* _What to do_:
Reproduce each line exactly, including spacing and punctuation.

## begin

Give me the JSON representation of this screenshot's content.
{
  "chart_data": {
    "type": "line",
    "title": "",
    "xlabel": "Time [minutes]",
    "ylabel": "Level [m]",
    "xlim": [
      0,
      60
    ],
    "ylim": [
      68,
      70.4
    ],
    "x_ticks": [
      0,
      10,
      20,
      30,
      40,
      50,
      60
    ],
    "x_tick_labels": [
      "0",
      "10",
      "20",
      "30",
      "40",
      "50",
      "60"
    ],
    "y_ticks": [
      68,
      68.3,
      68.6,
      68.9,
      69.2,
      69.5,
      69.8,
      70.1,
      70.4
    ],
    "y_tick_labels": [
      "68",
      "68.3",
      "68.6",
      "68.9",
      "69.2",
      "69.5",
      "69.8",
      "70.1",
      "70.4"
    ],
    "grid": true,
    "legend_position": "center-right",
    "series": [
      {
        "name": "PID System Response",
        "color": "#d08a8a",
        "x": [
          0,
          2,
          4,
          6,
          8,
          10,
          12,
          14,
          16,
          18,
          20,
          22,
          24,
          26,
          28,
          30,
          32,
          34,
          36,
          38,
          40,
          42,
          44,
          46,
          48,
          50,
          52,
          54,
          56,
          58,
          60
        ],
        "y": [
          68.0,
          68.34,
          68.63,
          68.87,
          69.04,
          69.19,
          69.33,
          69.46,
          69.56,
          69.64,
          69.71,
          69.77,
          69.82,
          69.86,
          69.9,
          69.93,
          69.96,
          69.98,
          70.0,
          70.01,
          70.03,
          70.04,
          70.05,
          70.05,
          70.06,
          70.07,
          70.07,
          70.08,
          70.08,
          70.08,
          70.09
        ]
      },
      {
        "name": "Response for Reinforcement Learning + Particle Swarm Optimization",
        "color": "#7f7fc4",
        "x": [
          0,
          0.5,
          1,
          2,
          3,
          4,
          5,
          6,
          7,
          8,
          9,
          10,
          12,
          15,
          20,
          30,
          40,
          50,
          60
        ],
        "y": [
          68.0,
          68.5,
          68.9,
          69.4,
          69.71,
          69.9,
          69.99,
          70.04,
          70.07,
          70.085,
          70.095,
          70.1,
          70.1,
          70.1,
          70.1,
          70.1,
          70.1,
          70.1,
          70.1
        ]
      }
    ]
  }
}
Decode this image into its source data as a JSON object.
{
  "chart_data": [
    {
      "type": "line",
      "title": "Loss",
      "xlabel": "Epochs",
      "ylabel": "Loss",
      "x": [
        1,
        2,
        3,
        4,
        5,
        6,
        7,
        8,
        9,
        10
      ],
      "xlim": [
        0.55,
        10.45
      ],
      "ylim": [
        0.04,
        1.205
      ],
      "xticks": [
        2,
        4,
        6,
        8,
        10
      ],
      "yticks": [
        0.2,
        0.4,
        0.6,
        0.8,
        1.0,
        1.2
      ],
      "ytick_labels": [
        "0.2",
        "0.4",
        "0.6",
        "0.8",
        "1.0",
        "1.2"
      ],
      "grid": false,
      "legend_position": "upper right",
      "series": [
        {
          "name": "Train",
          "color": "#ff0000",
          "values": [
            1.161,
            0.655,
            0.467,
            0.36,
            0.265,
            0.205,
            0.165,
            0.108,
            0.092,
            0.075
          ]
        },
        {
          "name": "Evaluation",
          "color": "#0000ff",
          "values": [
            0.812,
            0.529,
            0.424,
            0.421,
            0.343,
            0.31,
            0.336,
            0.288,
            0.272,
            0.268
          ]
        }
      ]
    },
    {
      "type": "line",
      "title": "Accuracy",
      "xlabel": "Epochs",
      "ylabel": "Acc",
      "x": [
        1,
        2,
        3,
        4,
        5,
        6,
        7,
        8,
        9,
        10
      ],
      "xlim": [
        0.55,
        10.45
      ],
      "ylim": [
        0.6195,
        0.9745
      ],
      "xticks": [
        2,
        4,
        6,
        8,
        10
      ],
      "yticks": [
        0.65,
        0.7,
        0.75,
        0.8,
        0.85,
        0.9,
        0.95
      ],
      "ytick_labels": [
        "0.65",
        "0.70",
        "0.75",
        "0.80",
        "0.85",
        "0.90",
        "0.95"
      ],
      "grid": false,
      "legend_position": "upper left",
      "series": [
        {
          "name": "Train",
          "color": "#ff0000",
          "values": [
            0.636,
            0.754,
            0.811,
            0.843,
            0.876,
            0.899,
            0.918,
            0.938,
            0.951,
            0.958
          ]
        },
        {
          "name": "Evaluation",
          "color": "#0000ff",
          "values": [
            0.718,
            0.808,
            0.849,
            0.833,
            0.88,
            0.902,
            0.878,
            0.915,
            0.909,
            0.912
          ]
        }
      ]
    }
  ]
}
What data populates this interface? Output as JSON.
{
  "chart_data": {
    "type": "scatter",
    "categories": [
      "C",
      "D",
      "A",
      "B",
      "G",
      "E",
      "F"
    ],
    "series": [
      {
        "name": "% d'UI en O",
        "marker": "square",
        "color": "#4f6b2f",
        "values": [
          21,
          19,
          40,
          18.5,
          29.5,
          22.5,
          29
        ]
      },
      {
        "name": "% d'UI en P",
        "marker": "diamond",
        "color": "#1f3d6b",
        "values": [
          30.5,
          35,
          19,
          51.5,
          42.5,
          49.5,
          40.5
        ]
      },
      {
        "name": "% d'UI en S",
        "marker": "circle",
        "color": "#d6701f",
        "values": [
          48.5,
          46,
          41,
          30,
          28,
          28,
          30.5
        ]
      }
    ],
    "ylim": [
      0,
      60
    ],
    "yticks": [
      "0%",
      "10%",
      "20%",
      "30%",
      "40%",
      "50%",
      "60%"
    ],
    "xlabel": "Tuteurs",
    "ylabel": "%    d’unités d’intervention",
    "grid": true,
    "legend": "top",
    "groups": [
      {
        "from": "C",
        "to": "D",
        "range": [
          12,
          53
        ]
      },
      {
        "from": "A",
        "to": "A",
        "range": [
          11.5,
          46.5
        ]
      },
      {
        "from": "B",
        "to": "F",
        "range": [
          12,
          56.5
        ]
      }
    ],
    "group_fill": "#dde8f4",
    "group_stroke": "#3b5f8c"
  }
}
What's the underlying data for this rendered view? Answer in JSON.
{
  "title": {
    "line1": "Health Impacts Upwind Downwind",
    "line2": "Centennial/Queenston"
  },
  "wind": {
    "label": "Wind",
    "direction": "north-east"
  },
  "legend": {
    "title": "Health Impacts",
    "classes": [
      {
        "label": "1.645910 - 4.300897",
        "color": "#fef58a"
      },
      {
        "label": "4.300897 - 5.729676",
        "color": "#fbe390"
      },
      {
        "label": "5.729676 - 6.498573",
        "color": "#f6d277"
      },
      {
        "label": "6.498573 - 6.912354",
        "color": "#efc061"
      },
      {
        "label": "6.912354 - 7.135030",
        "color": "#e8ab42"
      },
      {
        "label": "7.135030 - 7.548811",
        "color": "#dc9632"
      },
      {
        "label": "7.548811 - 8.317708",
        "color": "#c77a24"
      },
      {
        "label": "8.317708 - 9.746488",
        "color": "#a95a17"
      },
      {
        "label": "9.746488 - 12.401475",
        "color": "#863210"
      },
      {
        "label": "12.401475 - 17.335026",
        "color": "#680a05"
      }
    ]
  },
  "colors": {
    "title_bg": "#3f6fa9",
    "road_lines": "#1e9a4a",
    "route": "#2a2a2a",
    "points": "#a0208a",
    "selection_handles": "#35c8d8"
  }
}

## end

* _Output below_:
Give me the JSON representation of this screenshot's content.
{
  "chart_data": {
    "type": "line",
    "title": "",
    "xlabel": "Time [minutes]",
    "ylabel": "Level [m]",
    "xlim": [
      0,
      60
    ],
    "ylim": [
      68,
      70.4
    ],
    "x_ticks": [
      0,
      10,
      20,
      30,
      40,
      50,
      60
    ],
    "x_tick_labels": [
      "0",
      "10",
      "20",
      "30",
      "40",
      "50",
      "60"
    ],
    "y_ticks": [
      68,
      68.3,
      68.6,
      68.9,
      69.2,
      69.5,
      69.8,
      70.1,
      70.4
    ],
    "y_tick_labels": [
      "68",
      "68.3",
      "68.6",
      "68.9",
      "69.2",
      "69.5",
      "69.8",
      "70.1",
      "70.4"
    ],
    "grid": true,
    "legend_position": "center-right",
    "series": [
      {
        "name": "PID System Response",
        "color": "#d08a8a",
        "x": [
          0,
          2,
          4,
          6,
          8,
          10,
          12,
          14,
          16,
          18,
          20,
          22,
          24,
          26,
          28,
          30,
          32,
          34,
          36,
          38,
          40,
          42,
          44,
          46,
          48,
          50,
          52,
          54,
          56,
          58,
          60
        ],
        "y": [
          68.0,
          68.34,
          68.63,
          68.87,
          69.04,
          69.19,
          69.33,
          69.46,
          69.56,
          69.64,
          69.71,
          69.77,
          69.82,
          69.86,
          69.9,
          69.93,
          69.96,
          69.98,
          70.0,
          70.01,
          70.03,
          70.04,
          70.05,
          70.05,
          70.06,
          70.07,
          70.07,
          70.08,
          70.08,
          70.08,
          70.09
        ]
      },
      {
        "name": "Response for Reinforcement Learning + Particle Swarm Optimization",
        "color": "#7f7fc4",
        "x": [
          0,
          0.5,
          1,
          2,
          3,
          4,
          5,
          6,
          7,
          8,
          9,
          10,
          12,
          15,
          20,
          30,
          40,
          50,
          60
        ],
        "y": [
          68.0,
          68.5,
          68.9,
          69.4,
          69.71,
          69.9,
          69.99,
          70.04,
          70.07,
          70.085,
          70.095,
          70.1,
          70.1,
          70.1,
          70.1,
          70.1,
          70.1,
          70.1,
          70.1
        ]
      }
    ]
  }
}
Decode this image into its source data as a JSON object.
{
  "chart_data": [
    {
      "type": "line",
      "title": "Loss",
      "xlabel": "Epochs",
      "ylabel": "Loss",
      "x": [
        1,
        2,
        3,
        4,
        5,
        6,
        7,
        8,
        9,
        10
      ],
      "xlim": [
        0.55,
        10.45
      ],
      "ylim": [
        0.04,
        1.205
      ],
      "xticks": [
        2,
        4,
        6,
        8,
        10
      ],
      "yticks": [
        0.2,
        0.4,
        0.6,
        0.8,
        1.0,
        1.2
      ],
      "ytick_labels": [
        "0.2",
        "0.4",
        "0.6",
        "0.8",
        "1.0",
        "1.2"
      ],
      "grid": false,
      "legend_position": "upper right",
      "series": [
        {
          "name": "Train",
          "color": "#ff0000",
          "values": [
            1.161,
            0.655,
            0.467,
            0.36,
            0.265,
            0.205,
            0.165,
            0.108,
            0.092,
            0.075
          ]
        },
        {
          "name": "Evaluation",
          "color": "#0000ff",
          "values": [
            0.812,
            0.529,
            0.424,
            0.421,
            0.343,
            0.31,
            0.336,
            0.288,
            0.272,
            0.268
          ]
        }
      ]
    },
    {
      "type": "line",
      "title": "Accuracy",
      "xlabel": "Epochs",
      "ylabel": "Acc",
      "x": [
        1,
        2,
        3,
        4,
        5,
        6,
        7,
        8,
        9,
        10
      ],
      "xlim": [
        0.55,
        10.45
      ],
      "ylim": [
        0.6195,
        0.9745
      ],
      "xticks": [
        2,
        4,
        6,
        8,
        10
      ],
      "yticks": [
        0.65,
        0.7,
        0.75,
        0.8,
        0.85,
        0.9,
        0.95
      ],
      "ytick_labels": [
        "0.65",
        "0.70",
        "0.75",
        "0.80",
        "0.85",
        "0.90",
        "0.95"
      ],
      "grid": false,
      "legend_position": "upper left",
      "series": [
        {
          "name": "Train",
          "color": "#ff0000",
          "values": [
            0.636,
            0.754,
            0.811,
            0.843,
            0.876,
            0.899,
            0.918,
            0.938,
            0.951,
            0.958
          ]
        },
        {
          "name": "Evaluation",
          "color": "#0000ff",
          "values": [
            0.718,
            0.808,
            0.849,
            0.833,
            0.88,
            0.902,
            0.878,
            0.915,
            0.909,
            0.912
          ]
        }
      ]
    }
  ]
}
What data populates this interface? Output as JSON.
{
  "chart_data": {
    "type": "scatter",
    "categories": [
      "C",
      "D",
      "A",
      "B",
      "G",
      "E",
      "F"
    ],
    "series": [
      {
        "name": "% d'UI en O",
        "marker": "square",
        "color": "#4f6b2f",
        "values": [
          21,
          19,
          40,
          18.5,
          29.5,
          22.5,
          29
        ]
      },
      {
        "name": "% d'UI en P",
        "marker": "diamond",
        "color": "#1f3d6b",
        "values": [
          30.5,
          35,
          19,
          51.5,
          42.5,
          49.5,
          40.5
        ]
      },
      {
        "name": "% d'UI en S",
        "marker": "circle",
        "color": "#d6701f",
        "values": [
          48.5,
          46,
          41,
          30,
          28,
          28,
          30.5
        ]
      }
    ],
    "ylim": [
      0,
      60
    ],
    "yticks": [
      "0%",
      "10%",
      "20%",
      "30%",
      "40%",
      "50%",
      "60%"
    ],
    "xlabel": "Tuteurs",
    "ylabel": "%    d’unités d’intervention",
    "grid": true,
    "legend": "top",
    "groups": [
      {
        "from": "C",
        "to": "D",
        "range": [
          12,
          53
        ]
      },
      {
        "from": "A",
        "to": "A",
        "range": [
          11.5,
          46.5
        ]
      },
      {
        "from": "B",
        "to": "F",
        "range": [
          12,
          56.5
        ]
      }
    ],
    "group_fill": "#dde8f4",
    "group_stroke": "#3b5f8c"
  }
}
What's the underlying data for this rendered view? Answer in JSON.
{
  "title": {
    "line1": "Health Impacts Upwind Downwind",
    "line2": "Centennial/Queenston"
  },
  "wind": {
    "label": "Wind",
    "direction": "north-east"
  },
  "legend": {
    "title": "Health Impacts",
    "classes": [
      {
        "label": "1.645910 - 4.300897",
        "color": "#fef58a"
      },
      {
        "label": "4.300897 - 5.729676",
        "color": "#fbe390"
      },
      {
        "label": "5.729676 - 6.498573",
        "color": "#f6d277"
      },
      {
        "label": "6.498573 - 6.912354",
        "color": "#efc061"
      },
      {
        "label": "6.912354 - 7.135030",
        "color": "#e8ab42"
      },
      {
        "label": "7.135030 - 7.548811",
        "color": "#dc9632"
      },
      {
        "label": "7.548811 - 8.317708",
        "color": "#c77a24"
      },
      {
        "label": "8.317708 - 9.746488",
        "color": "#a95a17"
      },
      {
        "label": "9.746488 - 12.401475",
        "color": "#863210"
      },
      {
        "label": "12.401475 - 17.335026",
        "color": "#680a05"
      }
    ]
  },
  "colors": {
    "title_bg": "#3f6fa9",
    "road_lines": "#1e9a4a",
    "route": "#2a2a2a",
    "points": "#a0208a",
    "selection_handles": "#35c8d8"
  }
}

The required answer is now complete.